TEXTAUSZUG:

■ ■ ■ ■ ■ ■ ■

Auch Reisen öffnet!

„Ich wehre mich dagegen, dass man sagt, die Deutschen sind ausländerfeindlich“, meint Vural Öger im taz-Gespräch

Einwanderungmuss dem Bedarfder Wirtschaft entsprechen

Interivew MARIE-LUISE GRIES

taz: Sie sind deutscher Staatsbürger. Was bringt das?

Vural Öger: Ich habe die gleichen Rechte und Pflichten wie jeder andere deutsche Staatsbürger und bekenne mich zu diesem Staat und seiner Verfassung, die wichtige Menschenrechte schützt. Deutschland ist meine zweite Heimat geworden, hier habe ich mein Touristikunternehmen aufgebaut. Wichtig sind für mich Tugenden wie Weltoffenheit und Toleranz.

Und die werden Ihnen auch entgegengebracht?

Ich habe in Deutschland nie Probleme wegen meiner Herkunft gehabt und kann so leben, wie es mir gefällt: mit meiner eigenen Kultur, die sowohl deutsch als auch türkisch geprägt ist.

Viele Türken sehen sich nicht so positiv, und nicht wenige leben zurückgezogen in Deutschland. Woher kommt das?

Man hätte es ihnen von Anfang an, seit der Anwerbung von Gastarbeitern in den Sechzigerjahren, leichter machen können.

Wie denn?

Nach damaliger Vorstellung sollte ein Arbeiter drei, vier Jahre hier arbeiten und dann in sein Land zurückkehren. Die Menschen hat man dabei übersehen. Man hat diejenigen, die kamen, allein gelassen ohne ein vernünftiges Integrationskonzept.

Aber das gibt es ja bis heute nicht. Wo sollte es damals herkommen?

Die Betriebe hätten Sprachkurse organisieren können. Oder die Gemeinden hätten Abendkurse geben können: Da hätte man diesen Menschen beigebracht: Das ist unser Grundgesetz, dies ist unsere Geschichte, so funktioniert das in der deutschen Gesellschaft. Man muss ja nicht unbedingt jedem Goethe und Schiller beibringen, aber man hätte den Menschen schon generell etwas erzählen können. Dass man das versäumt hat, das war der Anfang der Parallelgesellschaften, wie wir sie heute kennen.

■ ■ ■ ■ ■ ■ ■

AUFGABEN:
1. Was für ein Unternehmen hat Vural Öger nach eigener Aussage im Interview in Deutschland aufgebaut?
2. Erläutern Sie anhand des Interviews, weshalb man es den Gastarbeitern seit ihrer Anwerbung in den Sechzigerjahren laut Öger nicht leichter gemacht hat.

DATENSÄTZE:
■ ■ ■ ■ ■ ■ ■

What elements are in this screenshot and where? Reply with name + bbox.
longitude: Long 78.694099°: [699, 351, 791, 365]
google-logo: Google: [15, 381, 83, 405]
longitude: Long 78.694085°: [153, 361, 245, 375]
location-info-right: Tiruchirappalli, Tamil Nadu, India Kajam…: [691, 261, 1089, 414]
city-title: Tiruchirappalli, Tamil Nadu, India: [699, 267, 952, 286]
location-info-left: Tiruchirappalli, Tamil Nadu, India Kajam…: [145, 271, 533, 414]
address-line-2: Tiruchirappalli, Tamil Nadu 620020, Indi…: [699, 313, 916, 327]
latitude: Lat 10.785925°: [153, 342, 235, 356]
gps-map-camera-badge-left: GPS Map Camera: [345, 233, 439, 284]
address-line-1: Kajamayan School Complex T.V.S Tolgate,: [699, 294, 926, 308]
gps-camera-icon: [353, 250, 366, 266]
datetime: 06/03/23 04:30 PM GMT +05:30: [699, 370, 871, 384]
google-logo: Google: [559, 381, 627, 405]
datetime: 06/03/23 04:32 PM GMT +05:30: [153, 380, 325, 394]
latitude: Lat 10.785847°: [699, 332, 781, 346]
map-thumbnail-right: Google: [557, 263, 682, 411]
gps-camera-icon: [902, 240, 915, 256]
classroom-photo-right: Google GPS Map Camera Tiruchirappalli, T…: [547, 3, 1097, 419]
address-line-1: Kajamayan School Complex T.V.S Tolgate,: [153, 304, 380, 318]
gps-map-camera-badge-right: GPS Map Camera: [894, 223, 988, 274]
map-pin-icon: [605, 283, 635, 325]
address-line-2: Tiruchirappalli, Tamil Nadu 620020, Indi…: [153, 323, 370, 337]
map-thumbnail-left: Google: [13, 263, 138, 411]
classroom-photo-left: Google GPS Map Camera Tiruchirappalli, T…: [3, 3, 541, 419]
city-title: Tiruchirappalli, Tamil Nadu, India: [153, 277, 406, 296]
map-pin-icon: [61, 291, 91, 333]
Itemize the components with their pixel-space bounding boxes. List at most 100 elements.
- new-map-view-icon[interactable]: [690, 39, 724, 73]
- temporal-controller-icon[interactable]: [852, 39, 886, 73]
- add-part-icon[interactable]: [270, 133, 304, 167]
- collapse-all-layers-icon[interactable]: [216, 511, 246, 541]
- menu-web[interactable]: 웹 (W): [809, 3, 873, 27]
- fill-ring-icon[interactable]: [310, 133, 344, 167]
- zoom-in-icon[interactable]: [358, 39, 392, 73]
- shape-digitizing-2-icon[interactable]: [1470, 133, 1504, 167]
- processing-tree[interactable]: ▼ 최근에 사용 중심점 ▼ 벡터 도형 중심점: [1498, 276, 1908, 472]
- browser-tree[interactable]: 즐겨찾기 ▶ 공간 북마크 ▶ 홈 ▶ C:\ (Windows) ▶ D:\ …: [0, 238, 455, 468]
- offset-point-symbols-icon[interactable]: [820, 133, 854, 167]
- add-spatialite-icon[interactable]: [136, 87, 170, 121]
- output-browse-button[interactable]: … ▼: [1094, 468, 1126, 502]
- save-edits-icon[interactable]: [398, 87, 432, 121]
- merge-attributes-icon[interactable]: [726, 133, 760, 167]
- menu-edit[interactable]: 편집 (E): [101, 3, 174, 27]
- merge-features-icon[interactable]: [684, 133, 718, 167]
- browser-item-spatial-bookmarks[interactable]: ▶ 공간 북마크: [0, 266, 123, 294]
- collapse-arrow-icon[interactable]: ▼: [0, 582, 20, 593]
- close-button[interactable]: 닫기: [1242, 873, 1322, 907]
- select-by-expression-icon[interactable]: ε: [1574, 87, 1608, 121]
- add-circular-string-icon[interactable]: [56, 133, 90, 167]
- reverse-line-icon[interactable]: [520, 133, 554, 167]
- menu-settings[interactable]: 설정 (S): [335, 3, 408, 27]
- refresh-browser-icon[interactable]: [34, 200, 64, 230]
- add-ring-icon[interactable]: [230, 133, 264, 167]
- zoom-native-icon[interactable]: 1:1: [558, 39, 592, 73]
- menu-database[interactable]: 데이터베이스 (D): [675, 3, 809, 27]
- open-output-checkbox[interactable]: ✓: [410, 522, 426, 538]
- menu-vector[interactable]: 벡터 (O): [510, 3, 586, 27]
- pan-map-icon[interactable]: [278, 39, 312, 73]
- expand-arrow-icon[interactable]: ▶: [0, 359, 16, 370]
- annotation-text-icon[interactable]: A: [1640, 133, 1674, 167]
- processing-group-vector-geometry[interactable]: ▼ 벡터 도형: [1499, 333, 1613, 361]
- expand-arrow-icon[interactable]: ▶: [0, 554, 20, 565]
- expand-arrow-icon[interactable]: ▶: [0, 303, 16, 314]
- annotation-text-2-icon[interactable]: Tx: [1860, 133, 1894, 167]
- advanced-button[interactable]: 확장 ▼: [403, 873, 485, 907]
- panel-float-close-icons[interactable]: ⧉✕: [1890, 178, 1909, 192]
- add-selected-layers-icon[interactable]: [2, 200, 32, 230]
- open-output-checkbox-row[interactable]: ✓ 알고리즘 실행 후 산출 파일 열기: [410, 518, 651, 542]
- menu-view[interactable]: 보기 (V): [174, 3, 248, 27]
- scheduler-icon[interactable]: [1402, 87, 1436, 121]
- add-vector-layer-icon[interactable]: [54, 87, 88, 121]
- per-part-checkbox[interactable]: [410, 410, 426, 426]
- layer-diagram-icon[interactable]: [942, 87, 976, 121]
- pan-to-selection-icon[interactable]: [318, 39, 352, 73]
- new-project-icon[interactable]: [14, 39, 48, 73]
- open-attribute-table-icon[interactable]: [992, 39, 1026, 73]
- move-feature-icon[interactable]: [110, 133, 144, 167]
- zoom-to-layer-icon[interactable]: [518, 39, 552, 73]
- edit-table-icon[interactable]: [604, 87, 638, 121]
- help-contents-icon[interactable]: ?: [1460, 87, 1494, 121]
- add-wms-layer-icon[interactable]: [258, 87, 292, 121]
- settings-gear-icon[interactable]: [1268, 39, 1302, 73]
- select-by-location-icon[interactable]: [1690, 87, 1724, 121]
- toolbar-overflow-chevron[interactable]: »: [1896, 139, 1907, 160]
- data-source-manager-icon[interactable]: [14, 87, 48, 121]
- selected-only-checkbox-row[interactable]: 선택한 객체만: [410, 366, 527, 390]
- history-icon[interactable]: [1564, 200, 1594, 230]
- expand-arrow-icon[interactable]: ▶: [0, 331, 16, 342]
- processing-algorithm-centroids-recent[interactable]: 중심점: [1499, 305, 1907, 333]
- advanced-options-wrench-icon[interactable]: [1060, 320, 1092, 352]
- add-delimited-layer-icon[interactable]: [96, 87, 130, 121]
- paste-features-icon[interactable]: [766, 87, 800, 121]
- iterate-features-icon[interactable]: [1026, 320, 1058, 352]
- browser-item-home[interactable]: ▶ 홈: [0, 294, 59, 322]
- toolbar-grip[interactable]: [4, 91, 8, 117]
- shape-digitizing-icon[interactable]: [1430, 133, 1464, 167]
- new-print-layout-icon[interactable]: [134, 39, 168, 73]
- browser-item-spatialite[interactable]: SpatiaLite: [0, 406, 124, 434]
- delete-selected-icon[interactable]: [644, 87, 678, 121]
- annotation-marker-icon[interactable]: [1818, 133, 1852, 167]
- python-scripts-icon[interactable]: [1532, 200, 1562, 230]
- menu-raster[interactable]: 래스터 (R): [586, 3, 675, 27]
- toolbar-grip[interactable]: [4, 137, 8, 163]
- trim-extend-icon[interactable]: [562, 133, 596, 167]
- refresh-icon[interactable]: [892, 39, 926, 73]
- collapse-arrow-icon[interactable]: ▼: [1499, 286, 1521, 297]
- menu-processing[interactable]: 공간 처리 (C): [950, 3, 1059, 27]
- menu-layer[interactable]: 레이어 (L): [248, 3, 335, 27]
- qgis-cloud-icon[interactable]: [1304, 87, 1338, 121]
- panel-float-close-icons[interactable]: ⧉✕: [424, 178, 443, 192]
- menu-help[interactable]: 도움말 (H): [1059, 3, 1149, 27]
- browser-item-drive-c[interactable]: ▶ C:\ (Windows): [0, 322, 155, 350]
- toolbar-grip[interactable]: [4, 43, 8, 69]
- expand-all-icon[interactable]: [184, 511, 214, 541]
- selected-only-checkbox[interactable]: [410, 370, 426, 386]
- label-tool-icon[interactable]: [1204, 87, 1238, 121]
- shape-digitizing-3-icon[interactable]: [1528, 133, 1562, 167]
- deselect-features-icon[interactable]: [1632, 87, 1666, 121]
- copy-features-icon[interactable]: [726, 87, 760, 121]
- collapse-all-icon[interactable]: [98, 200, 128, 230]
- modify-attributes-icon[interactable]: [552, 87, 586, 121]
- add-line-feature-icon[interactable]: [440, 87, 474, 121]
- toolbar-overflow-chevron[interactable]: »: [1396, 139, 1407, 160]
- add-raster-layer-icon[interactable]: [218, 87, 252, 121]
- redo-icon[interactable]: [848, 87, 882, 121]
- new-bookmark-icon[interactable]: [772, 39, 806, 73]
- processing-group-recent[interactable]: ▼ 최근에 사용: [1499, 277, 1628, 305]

■ ■ ■ ■ ■ ■ ■

LÖSUNGEN:
1. Ein Touristikunternehmen.

2. Nach damaliger Vorstellung sollte ein Arbeiter nur drei, vier Jahre in Deutschland arbeiten und dann in sein Land zurückkehren. Dabei hat man die Menschen übersehen und sie ohne ein vernünftiges Integrationskonzept allein gelassen.